[Collected data entries]
• • • • • • •

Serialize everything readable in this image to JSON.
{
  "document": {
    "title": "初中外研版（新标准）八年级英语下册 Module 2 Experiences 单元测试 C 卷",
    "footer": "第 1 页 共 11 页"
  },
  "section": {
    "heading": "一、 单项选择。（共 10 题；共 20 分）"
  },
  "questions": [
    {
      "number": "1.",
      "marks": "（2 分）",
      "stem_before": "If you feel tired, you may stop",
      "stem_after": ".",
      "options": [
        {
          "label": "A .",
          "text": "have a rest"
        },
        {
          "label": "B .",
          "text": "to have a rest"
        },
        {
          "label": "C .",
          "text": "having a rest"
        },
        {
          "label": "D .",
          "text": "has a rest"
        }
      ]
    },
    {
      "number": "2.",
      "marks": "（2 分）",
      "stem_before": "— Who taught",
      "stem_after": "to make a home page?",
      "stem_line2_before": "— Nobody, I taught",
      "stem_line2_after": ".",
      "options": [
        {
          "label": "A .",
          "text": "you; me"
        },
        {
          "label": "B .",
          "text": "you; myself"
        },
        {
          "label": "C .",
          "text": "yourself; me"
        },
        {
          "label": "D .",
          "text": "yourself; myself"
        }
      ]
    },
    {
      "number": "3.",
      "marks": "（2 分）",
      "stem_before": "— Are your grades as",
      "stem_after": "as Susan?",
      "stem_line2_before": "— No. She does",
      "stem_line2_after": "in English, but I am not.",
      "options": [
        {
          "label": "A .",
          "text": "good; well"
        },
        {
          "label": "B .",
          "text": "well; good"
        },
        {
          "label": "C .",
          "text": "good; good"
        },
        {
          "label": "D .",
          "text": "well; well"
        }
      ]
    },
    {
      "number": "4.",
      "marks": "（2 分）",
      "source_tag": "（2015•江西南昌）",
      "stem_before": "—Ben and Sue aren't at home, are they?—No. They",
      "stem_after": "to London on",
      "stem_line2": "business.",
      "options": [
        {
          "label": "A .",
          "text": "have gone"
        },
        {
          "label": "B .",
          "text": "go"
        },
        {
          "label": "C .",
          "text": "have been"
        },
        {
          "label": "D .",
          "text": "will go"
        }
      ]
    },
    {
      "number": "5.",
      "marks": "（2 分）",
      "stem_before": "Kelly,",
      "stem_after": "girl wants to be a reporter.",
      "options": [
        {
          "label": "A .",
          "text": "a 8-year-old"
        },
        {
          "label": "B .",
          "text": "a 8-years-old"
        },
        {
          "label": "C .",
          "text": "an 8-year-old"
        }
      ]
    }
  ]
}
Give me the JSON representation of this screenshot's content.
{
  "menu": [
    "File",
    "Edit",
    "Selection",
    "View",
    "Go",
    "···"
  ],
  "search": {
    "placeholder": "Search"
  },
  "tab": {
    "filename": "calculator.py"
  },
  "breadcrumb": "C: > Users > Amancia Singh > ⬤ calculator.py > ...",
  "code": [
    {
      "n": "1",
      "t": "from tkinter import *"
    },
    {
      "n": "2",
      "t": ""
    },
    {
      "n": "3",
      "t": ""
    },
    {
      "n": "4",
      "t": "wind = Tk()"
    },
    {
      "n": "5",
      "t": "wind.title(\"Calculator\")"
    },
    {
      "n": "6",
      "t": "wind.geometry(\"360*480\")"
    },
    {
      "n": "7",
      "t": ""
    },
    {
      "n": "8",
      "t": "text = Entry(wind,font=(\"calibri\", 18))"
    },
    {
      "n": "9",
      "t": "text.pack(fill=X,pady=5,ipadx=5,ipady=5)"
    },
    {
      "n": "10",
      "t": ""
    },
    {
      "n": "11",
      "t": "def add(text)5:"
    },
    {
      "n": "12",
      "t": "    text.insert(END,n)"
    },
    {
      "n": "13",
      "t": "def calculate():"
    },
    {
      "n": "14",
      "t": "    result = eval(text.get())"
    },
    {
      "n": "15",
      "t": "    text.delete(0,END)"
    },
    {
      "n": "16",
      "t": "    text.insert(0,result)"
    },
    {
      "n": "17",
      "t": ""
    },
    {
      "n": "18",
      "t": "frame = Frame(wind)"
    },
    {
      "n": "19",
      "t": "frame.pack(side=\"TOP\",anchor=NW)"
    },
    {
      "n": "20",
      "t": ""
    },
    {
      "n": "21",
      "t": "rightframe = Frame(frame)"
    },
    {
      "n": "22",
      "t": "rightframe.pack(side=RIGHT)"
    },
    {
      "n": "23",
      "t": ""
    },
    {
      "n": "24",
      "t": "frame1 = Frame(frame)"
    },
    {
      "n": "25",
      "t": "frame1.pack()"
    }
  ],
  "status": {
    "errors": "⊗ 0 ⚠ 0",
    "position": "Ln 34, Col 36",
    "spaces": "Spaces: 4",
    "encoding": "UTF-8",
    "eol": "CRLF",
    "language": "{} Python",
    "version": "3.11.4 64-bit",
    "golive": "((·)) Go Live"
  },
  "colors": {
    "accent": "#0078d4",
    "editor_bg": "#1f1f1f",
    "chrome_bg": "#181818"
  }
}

• • • • • • •

[Problem details] Show every line in the records above that contains the word "insert".

[Correct answer]
      "t": "    text.insert(END,n)"
      "t": "    text.insert(0,result)"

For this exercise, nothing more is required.